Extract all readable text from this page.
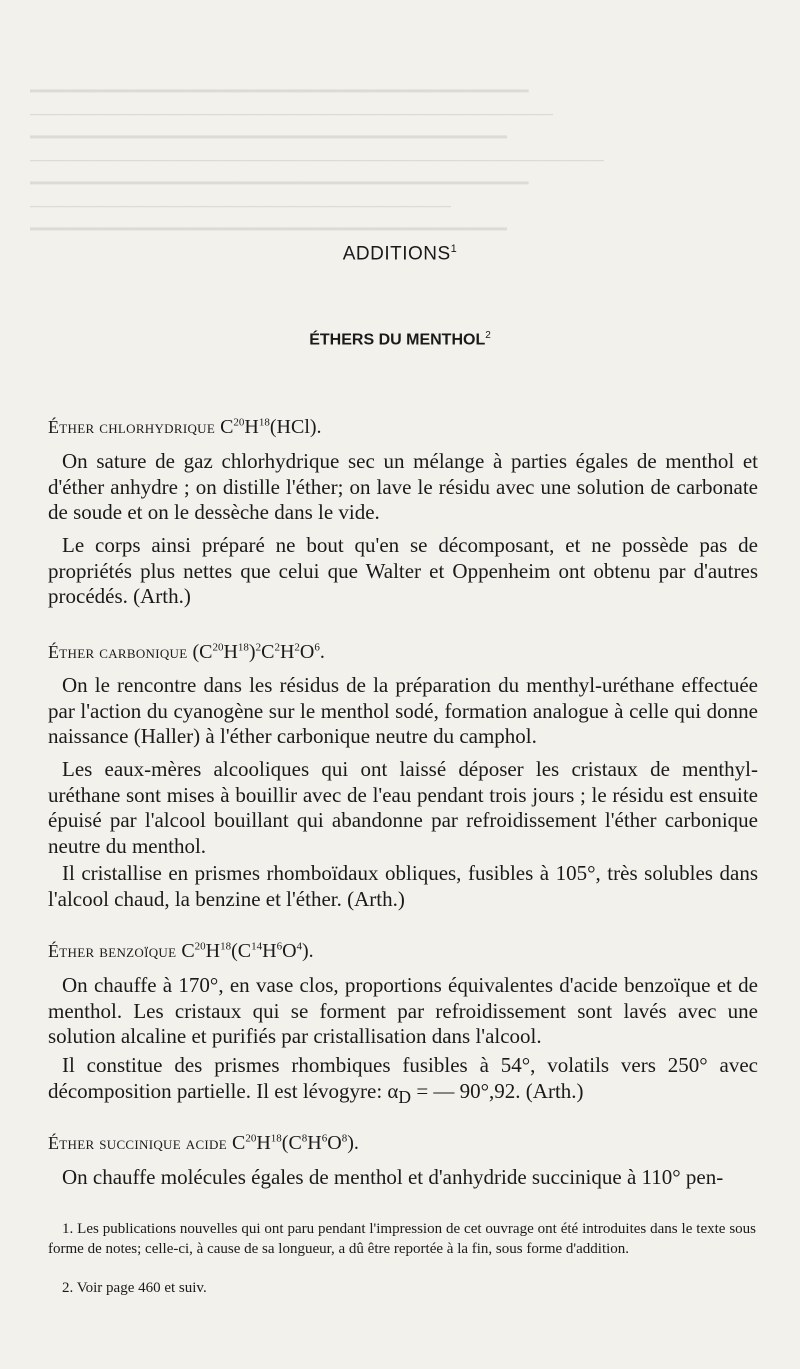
━━━━━━━━━━━━━━━━━━━━━━━━━━━━━━━━━━━━━━━━━━━━━━
─────────────────────────────────────────
━━━━━━━━━━━━━━━━━━━━━━━━━━━━━━━━━━━━━━━━━━━━
─────────────────────────────────────────────
━━━━━━━━━━━━━━━━━━━━━━━━━━━━━━━━━━━━━━━━━━━━━━
─────────────────────────────────
━━━━━━━━━━━━━━━━━━━━━━━━━━━━━━━━━━━━━━━━━━━━
ADDITIONS$^1$
ÉTHERS DU MENTHOL$^2$
Éther chlorhydrique $C^{20}H^{18}(HCl)$.
On sature de gaz chlorhydrique sec un mélange à parties égales de menthol et d'éther anhydre ; on distille l'éther; on lave le résidu avec une solution de carbonate de soude et on le dessèche dans le vide.
Le corps ainsi préparé ne bout qu'en se décomposant, et ne possède pas de propriétés plus nettes que celui que Walter et Oppenheim ont obtenu par d'autres procédés. (Arth.)
Éther carbonique $(C^{20}H^{18})^2C^2H^2O^6$.
On le rencontre dans les résidus de la préparation du menthyl-uréthane effectuée par l'action du cyanogène sur le menthol sodé, formation analogue à celle qui donne naissance (Haller) à l'éther carbonique neutre du camphol.
Les eaux-mères alcooliques qui ont laissé déposer les cristaux de menthyl-uréthane sont mises à bouillir avec de l'eau pendant trois jours ; le résidu est ensuite épuisé par l'alcool bouillant qui abandonne par refroidissement l'éther carbonique neutre du menthol.
Il cristallise en prismes rhomboïdaux obliques, fusibles à 105°, très solubles dans l'alcool chaud, la benzine et l'éther. (Arth.)
Éther benzoïque $C^{20}H^{18}(C^{14}H^6O^4)$.
On chauffe à 170°, en vase clos, proportions équivalentes d'acide benzoïque et de menthol. Les cristaux qui se forment par refroidissement sont lavés avec une solution alcaline et purifiés par cristallisation dans l'alcool.
Il constitue des prismes rhombiques fusibles à 54°, volatils vers 250° avec décomposition partielle. Il est lévogyre: $\alpha_D$ = — 90°,92. (Arth.)
Éther succinique acide $C^{20}H^{18}(C^8H^6O^8)$.
On chauffe molécules égales de menthol et d'anhydride succinique à 110° pen-
1. Les publications nouvelles qui ont paru pendant l'impression de cet ouvrage ont été introduites dans le texte sous forme de notes; celle-ci, à cause de sa longueur, a dû être reportée à la fin, sous forme d'addition.
2. Voir page 460 et suiv.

__________

§ WHAT THIS TASK INVOLVES: Exclude all images and restate the records above word for word.

§ TASK OUTPUT:
Extract all readable text from this page.
━━━━━━━━━━━━━━━━━━━━━━━━━━━━━━━━━━━━━━━━━━━━━━
─────────────────────────────────────────
━━━━━━━━━━━━━━━━━━━━━━━━━━━━━━━━━━━━━━━━━━━━
─────────────────────────────────────────────
━━━━━━━━━━━━━━━━━━━━━━━━━━━━━━━━━━━━━━━━━━━━━━
─────────────────────────────────
━━━━━━━━━━━━━━━━━━━━━━━━━━━━━━━━━━━━━━━━━━━━
ADDITIONS$^1$
ÉTHERS DU MENTHOL$^2$
Éther chlorhydrique $C^{20}H^{18}(HCl)$.
On sature de gaz chlorhydrique sec un mélange à parties égales de menthol et d'éther anhydre ; on distille l'éther; on lave le résidu avec une solution de carbonate de soude et on le dessèche dans le vide.
Le corps ainsi préparé ne bout qu'en se décomposant, et ne possède pas de propriétés plus nettes que celui que Walter et Oppenheim ont obtenu par d'autres procédés. (Arth.)
Éther carbonique $(C^{20}H^{18})^2C^2H^2O^6$.
On le rencontre dans les résidus de la préparation du menthyl-uréthane effectuée par l'action du cyanogène sur le menthol sodé, formation analogue à celle qui donne naissance (Haller) à l'éther carbonique neutre du camphol.
Les eaux-mères alcooliques qui ont laissé déposer les cristaux de menthyl-uréthane sont mises à bouillir avec de l'eau pendant trois jours ; le résidu est ensuite épuisé par l'alcool bouillant qui abandonne par refroidissement l'éther carbonique neutre du menthol.
Il cristallise en prismes rhomboïdaux obliques, fusibles à 105°, très solubles dans l'alcool chaud, la benzine et l'éther. (Arth.)
Éther benzoïque $C^{20}H^{18}(C^{14}H^6O^4)$.
On chauffe à 170°, en vase clos, proportions équivalentes d'acide benzoïque et de menthol. Les cristaux qui se forment par refroidissement sont lavés avec une solution alcaline et purifiés par cristallisation dans l'alcool.
Il constitue des prismes rhombiques fusibles à 54°, volatils vers 250° avec décomposition partielle. Il est lévogyre: $\alpha_D$ = — 90°,92. (Arth.)
Éther succinique acide $C^{20}H^{18}(C^8H^6O^8)$.
On chauffe molécules égales de menthol et d'anhydride succinique à 110° pen-
1. Les publications nouvelles qui ont paru pendant l'impression de cet ouvrage ont été introduites dans le texte sous forme de notes; celle-ci, à cause de sa longueur, a dû être reportée à la fin, sous forme d'addition.
2. Voir page 460 et suiv.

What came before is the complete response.